-- START OF Dataset extract --
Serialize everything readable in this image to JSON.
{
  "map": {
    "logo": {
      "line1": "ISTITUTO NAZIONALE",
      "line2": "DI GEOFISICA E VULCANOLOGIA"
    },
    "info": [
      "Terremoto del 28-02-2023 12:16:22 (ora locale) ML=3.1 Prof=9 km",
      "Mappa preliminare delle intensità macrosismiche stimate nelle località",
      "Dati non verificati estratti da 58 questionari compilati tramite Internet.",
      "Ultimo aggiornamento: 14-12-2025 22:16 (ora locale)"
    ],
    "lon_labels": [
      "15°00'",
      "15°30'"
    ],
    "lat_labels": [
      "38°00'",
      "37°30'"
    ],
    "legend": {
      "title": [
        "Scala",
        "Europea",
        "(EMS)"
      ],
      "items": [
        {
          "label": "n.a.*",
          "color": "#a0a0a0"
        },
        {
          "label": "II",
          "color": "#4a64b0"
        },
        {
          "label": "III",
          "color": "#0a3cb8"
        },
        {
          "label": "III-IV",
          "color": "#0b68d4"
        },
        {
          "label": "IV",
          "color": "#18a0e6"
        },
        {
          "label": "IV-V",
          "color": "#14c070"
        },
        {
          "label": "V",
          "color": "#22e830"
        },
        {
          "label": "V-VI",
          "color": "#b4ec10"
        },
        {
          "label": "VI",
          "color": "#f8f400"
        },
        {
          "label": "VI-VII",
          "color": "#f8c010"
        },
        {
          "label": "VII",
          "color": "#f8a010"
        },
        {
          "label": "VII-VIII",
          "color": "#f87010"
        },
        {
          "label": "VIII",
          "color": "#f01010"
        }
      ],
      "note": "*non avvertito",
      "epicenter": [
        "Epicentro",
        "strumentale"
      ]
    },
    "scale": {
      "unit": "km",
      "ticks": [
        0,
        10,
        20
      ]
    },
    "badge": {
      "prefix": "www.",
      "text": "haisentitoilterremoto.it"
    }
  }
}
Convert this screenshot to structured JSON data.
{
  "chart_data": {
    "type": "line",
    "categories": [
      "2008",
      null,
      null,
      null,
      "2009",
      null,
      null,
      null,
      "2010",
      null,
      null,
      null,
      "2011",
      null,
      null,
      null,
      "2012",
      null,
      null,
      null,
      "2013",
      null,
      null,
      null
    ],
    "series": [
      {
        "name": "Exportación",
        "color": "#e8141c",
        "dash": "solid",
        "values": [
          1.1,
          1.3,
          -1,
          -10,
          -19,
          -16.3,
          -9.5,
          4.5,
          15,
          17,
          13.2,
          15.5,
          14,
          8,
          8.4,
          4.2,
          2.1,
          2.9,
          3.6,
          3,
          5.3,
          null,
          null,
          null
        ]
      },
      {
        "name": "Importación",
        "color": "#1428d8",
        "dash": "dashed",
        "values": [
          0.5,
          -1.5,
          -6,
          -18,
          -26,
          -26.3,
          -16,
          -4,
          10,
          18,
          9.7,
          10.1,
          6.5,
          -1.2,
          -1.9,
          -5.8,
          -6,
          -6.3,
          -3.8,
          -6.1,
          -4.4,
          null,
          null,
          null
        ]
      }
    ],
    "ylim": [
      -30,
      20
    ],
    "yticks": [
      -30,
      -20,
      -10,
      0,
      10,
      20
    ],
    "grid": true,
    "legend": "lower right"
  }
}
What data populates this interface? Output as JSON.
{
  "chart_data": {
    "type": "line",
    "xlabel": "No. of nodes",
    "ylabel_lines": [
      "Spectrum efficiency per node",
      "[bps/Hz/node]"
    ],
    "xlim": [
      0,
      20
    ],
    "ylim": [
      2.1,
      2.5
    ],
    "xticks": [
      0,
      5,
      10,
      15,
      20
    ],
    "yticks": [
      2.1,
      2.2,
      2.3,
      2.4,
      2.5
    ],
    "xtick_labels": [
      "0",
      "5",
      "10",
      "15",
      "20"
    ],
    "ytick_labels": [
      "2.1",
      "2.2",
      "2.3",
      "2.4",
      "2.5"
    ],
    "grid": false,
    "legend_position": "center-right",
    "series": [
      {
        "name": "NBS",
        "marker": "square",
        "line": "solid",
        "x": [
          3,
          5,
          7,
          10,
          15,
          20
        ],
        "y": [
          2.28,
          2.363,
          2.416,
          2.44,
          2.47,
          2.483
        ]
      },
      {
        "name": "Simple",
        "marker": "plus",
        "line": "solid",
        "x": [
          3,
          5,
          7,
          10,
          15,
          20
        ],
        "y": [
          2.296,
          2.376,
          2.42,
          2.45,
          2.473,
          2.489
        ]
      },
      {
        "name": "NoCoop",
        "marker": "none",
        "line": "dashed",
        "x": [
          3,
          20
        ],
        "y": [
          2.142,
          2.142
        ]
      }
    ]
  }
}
-- END OF Dataset extract --
Retype every entry word for word.

Serialize everything readable in this image to JSON.
{
  "map": {
    "logo": {
      "line1": "ISTITUTO NAZIONALE",
      "line2": "DI GEOFISICA E VULCANOLOGIA"
    },
    "info": [
      "Terremoto del 28-02-2023 12:16:22 (ora locale) ML=3.1 Prof=9 km",
      "Mappa preliminare delle intensità macrosismiche stimate nelle località",
      "Dati non verificati estratti da 58 questionari compilati tramite Internet.",
      "Ultimo aggiornamento: 14-12-2025 22:16 (ora locale)"
    ],
    "lon_labels": [
      "15°00'",
      "15°30'"
    ],
    "lat_labels": [
      "38°00'",
      "37°30'"
    ],
    "legend": {
      "title": [
        "Scala",
        "Europea",
        "(EMS)"
      ],
      "items": [
        {
          "label": "n.a.*",
          "color": "#a0a0a0"
        },
        {
          "label": "II",
          "color": "#4a64b0"
        },
        {
          "label": "III",
          "color": "#0a3cb8"
        },
        {
          "label": "III-IV",
          "color": "#0b68d4"
        },
        {
          "label": "IV",
          "color": "#18a0e6"
        },
        {
          "label": "IV-V",
          "color": "#14c070"
        },
        {
          "label": "V",
          "color": "#22e830"
        },
        {
          "label": "V-VI",
          "color": "#b4ec10"
        },
        {
          "label": "VI",
          "color": "#f8f400"
        },
        {
          "label": "VI-VII",
          "color": "#f8c010"
        },
        {
          "label": "VII",
          "color": "#f8a010"
        },
        {
          "label": "VII-VIII",
          "color": "#f87010"
        },
        {
          "label": "VIII",
          "color": "#f01010"
        }
      ],
      "note": "*non avvertito",
      "epicenter": [
        "Epicentro",
        "strumentale"
      ]
    },
    "scale": {
      "unit": "km",
      "ticks": [
        0,
        10,
        20
      ]
    },
    "badge": {
      "prefix": "www.",
      "text": "haisentitoilterremoto.it"
    }
  }
}
Convert this screenshot to structured JSON data.
{
  "chart_data": {
    "type": "line",
    "categories": [
      "2008",
      null,
      null,
      null,
      "2009",
      null,
      null,
      null,
      "2010",
      null,
      null,
      null,
      "2011",
      null,
      null,
      null,
      "2012",
      null,
      null,
      null,
      "2013",
      null,
      null,
      null
    ],
    "series": [
      {
        "name": "Exportación",
        "color": "#e8141c",
        "dash": "solid",
        "values": [
          1.1,
          1.3,
          -1,
          -10,
          -19,
          -16.3,
          -9.5,
          4.5,
          15,
          17,
          13.2,
          15.5,
          14,
          8,
          8.4,
          4.2,
          2.1,
          2.9,
          3.6,
          3,
          5.3,
          null,
          null,
          null
        ]
      },
      {
        "name": "Importación",
        "color": "#1428d8",
        "dash": "dashed",
        "values": [
          0.5,
          -1.5,
          -6,
          -18,
          -26,
          -26.3,
          -16,
          -4,
          10,
          18,
          9.7,
          10.1,
          6.5,
          -1.2,
          -1.9,
          -5.8,
          -6,
          -6.3,
          -3.8,
          -6.1,
          -4.4,
          null,
          null,
          null
        ]
      }
    ],
    "ylim": [
      -30,
      20
    ],
    "yticks": [
      -30,
      -20,
      -10,
      0,
      10,
      20
    ],
    "grid": true,
    "legend": "lower right"
  }
}
What data populates this interface? Output as JSON.
{
  "chart_data": {
    "type": "line",
    "xlabel": "No. of nodes",
    "ylabel_lines": [
      "Spectrum efficiency per node",
      "[bps/Hz/node]"
    ],
    "xlim": [
      0,
      20
    ],
    "ylim": [
      2.1,
      2.5
    ],
    "xticks": [
      0,
      5,
      10,
      15,
      20
    ],
    "yticks": [
      2.1,
      2.2,
      2.3,
      2.4,
      2.5
    ],
    "xtick_labels": [
      "0",
      "5",
      "10",
      "15",
      "20"
    ],
    "ytick_labels": [
      "2.1",
      "2.2",
      "2.3",
      "2.4",
      "2.5"
    ],
    "grid": false,
    "legend_position": "center-right",
    "series": [
      {
        "name": "NBS",
        "marker": "square",
        "line": "solid",
        "x": [
          3,
          5,
          7,
          10,
          15,
          20
        ],
        "y": [
          2.28,
          2.363,
          2.416,
          2.44,
          2.47,
          2.483
        ]
      },
      {
        "name": "Simple",
        "marker": "plus",
        "line": "solid",
        "x": [
          3,
          5,
          7,
          10,
          15,
          20
        ],
        "y": [
          2.296,
          2.376,
          2.42,
          2.45,
          2.473,
          2.489
        ]
      },
      {
        "name": "NoCoop",
        "marker": "none",
        "line": "dashed",
        "x": [
          3,
          20
        ],
        "y": [
          2.142,
          2.142
        ]
      }
    ]
  }
}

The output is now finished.